____ GIVEN ENTRIES

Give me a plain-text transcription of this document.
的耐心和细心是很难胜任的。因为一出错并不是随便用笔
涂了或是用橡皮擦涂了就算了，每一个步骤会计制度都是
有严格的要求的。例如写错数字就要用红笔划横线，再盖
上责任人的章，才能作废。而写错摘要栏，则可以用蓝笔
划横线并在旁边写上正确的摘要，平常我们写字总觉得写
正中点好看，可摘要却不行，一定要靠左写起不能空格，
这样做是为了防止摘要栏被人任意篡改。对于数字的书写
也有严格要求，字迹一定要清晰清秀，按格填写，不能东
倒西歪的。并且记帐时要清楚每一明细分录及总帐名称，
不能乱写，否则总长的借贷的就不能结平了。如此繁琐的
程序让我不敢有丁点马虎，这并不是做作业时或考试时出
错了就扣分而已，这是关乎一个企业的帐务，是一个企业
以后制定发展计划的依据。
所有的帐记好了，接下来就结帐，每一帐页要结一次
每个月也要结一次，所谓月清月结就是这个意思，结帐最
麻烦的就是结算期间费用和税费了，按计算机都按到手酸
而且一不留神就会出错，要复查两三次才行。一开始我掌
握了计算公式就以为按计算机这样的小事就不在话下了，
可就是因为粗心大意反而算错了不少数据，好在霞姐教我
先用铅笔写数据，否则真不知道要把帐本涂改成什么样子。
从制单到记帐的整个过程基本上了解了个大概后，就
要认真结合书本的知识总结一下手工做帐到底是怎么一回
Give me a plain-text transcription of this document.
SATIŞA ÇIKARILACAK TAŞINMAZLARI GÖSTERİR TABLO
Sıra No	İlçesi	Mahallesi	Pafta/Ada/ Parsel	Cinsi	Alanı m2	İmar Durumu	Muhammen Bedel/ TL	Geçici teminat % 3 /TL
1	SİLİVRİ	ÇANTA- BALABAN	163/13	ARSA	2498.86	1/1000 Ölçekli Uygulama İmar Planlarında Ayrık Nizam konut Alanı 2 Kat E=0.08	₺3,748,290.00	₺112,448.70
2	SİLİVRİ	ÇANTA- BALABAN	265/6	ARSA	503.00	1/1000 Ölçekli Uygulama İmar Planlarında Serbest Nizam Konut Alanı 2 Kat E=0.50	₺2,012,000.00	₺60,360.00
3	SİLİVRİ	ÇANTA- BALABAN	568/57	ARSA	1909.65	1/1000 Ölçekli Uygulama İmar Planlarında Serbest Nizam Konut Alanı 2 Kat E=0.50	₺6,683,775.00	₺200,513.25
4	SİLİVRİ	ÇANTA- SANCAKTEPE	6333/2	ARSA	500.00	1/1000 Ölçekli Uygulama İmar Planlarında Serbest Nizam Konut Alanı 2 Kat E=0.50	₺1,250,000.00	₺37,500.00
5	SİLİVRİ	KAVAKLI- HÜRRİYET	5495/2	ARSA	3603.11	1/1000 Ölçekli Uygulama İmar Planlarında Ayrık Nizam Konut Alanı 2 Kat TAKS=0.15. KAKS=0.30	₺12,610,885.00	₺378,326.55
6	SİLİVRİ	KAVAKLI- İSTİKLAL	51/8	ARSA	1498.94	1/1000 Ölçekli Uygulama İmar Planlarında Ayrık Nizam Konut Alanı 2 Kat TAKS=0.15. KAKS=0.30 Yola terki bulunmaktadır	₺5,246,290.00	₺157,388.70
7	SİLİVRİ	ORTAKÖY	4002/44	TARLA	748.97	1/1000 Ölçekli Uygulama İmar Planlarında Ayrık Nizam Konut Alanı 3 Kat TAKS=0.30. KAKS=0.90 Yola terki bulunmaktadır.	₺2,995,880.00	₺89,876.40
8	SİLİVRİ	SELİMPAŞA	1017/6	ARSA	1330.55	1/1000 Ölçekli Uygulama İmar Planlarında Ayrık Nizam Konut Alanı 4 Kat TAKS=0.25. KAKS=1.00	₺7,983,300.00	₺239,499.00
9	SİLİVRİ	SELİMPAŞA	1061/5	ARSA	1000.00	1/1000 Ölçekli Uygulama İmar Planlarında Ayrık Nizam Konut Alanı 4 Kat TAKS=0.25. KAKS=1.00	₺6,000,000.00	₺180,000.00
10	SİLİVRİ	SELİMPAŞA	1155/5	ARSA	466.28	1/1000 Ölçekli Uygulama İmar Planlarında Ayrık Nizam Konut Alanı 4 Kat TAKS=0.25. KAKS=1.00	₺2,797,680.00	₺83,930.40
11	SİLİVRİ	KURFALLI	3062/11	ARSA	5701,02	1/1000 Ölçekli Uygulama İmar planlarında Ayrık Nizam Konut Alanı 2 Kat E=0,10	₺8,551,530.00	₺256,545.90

________

> EXERCISE TASK: Write the listing out again, exactly as shown above.

> ANSWER TO THE PROBLEM:
Give me a plain-text transcription of this document.
的耐心和细心是很难胜任的。因为一出错并不是随便用笔
涂了或是用橡皮擦涂了就算了，每一个步骤会计制度都是
有严格的要求的。例如写错数字就要用红笔划横线，再盖
上责任人的章，才能作废。而写错摘要栏，则可以用蓝笔
划横线并在旁边写上正确的摘要，平常我们写字总觉得写
正中点好看，可摘要却不行，一定要靠左写起不能空格，
这样做是为了防止摘要栏被人任意篡改。对于数字的书写
也有严格要求，字迹一定要清晰清秀，按格填写，不能东
倒西歪的。并且记帐时要清楚每一明细分录及总帐名称，
不能乱写，否则总长的借贷的就不能结平了。如此繁琐的
程序让我不敢有丁点马虎，这并不是做作业时或考试时出
错了就扣分而已，这是关乎一个企业的帐务，是一个企业
以后制定发展计划的依据。
所有的帐记好了，接下来就结帐，每一帐页要结一次
每个月也要结一次，所谓月清月结就是这个意思，结帐最
麻烦的就是结算期间费用和税费了，按计算机都按到手酸
而且一不留神就会出错，要复查两三次才行。一开始我掌
握了计算公式就以为按计算机这样的小事就不在话下了，
可就是因为粗心大意反而算错了不少数据，好在霞姐教我
先用铅笔写数据，否则真不知道要把帐本涂改成什么样子。
从制单到记帐的整个过程基本上了解了个大概后，就
要认真结合书本的知识总结一下手工做帐到底是怎么一回
Give me a plain-text transcription of this document.
SATIŞA ÇIKARILACAK TAŞINMAZLARI GÖSTERİR TABLO
Sıra No	İlçesi	Mahallesi	Pafta/Ada/ Parsel	Cinsi	Alanı m2	İmar Durumu	Muhammen Bedel/ TL	Geçici teminat % 3 /TL
1	SİLİVRİ	ÇANTA- BALABAN	163/13	ARSA	2498.86	1/1000 Ölçekli Uygulama İmar Planlarında Ayrık Nizam konut Alanı 2 Kat E=0.08	₺3,748,290.00	₺112,448.70
2	SİLİVRİ	ÇANTA- BALABAN	265/6	ARSA	503.00	1/1000 Ölçekli Uygulama İmar Planlarında Serbest Nizam Konut Alanı 2 Kat E=0.50	₺2,012,000.00	₺60,360.00
3	SİLİVRİ	ÇANTA- BALABAN	568/57	ARSA	1909.65	1/1000 Ölçekli Uygulama İmar Planlarında Serbest Nizam Konut Alanı 2 Kat E=0.50	₺6,683,775.00	₺200,513.25
4	SİLİVRİ	ÇANTA- SANCAKTEPE	6333/2	ARSA	500.00	1/1000 Ölçekli Uygulama İmar Planlarında Serbest Nizam Konut Alanı 2 Kat E=0.50	₺1,250,000.00	₺37,500.00
5	SİLİVRİ	KAVAKLI- HÜRRİYET	5495/2	ARSA	3603.11	1/1000 Ölçekli Uygulama İmar Planlarında Ayrık Nizam Konut Alanı 2 Kat TAKS=0.15. KAKS=0.30	₺12,610,885.00	₺378,326.55
6	SİLİVRİ	KAVAKLI- İSTİKLAL	51/8	ARSA	1498.94	1/1000 Ölçekli Uygulama İmar Planlarında Ayrık Nizam Konut Alanı 2 Kat TAKS=0.15. KAKS=0.30 Yola terki bulunmaktadır	₺5,246,290.00	₺157,388.70
7	SİLİVRİ	ORTAKÖY	4002/44	TARLA	748.97	1/1000 Ölçekli Uygulama İmar Planlarında Ayrık Nizam Konut Alanı 3 Kat TAKS=0.30. KAKS=0.90 Yola terki bulunmaktadır.	₺2,995,880.00	₺89,876.40
8	SİLİVRİ	SELİMPAŞA	1017/6	ARSA	1330.55	1/1000 Ölçekli Uygulama İmar Planlarında Ayrık Nizam Konut Alanı 4 Kat TAKS=0.25. KAKS=1.00	₺7,983,300.00	₺239,499.00
9	SİLİVRİ	SELİMPAŞA	1061/5	ARSA	1000.00	1/1000 Ölçekli Uygulama İmar Planlarında Ayrık Nizam Konut Alanı 4 Kat TAKS=0.25. KAKS=1.00	₺6,000,000.00	₺180,000.00
10	SİLİVRİ	SELİMPAŞA	1155/5	ARSA	466.28	1/1000 Ölçekli Uygulama İmar Planlarında Ayrık Nizam Konut Alanı 4 Kat TAKS=0.25. KAKS=1.00	₺2,797,680.00	₺83,930.40
11	SİLİVRİ	KURFALLI	3062/11	ARSA	5701,02	1/1000 Ölçekli Uygulama İmar planlarında Ayrık Nizam Konut Alanı 2 Kat E=0,10	₺8,551,530.00	₺256,545.90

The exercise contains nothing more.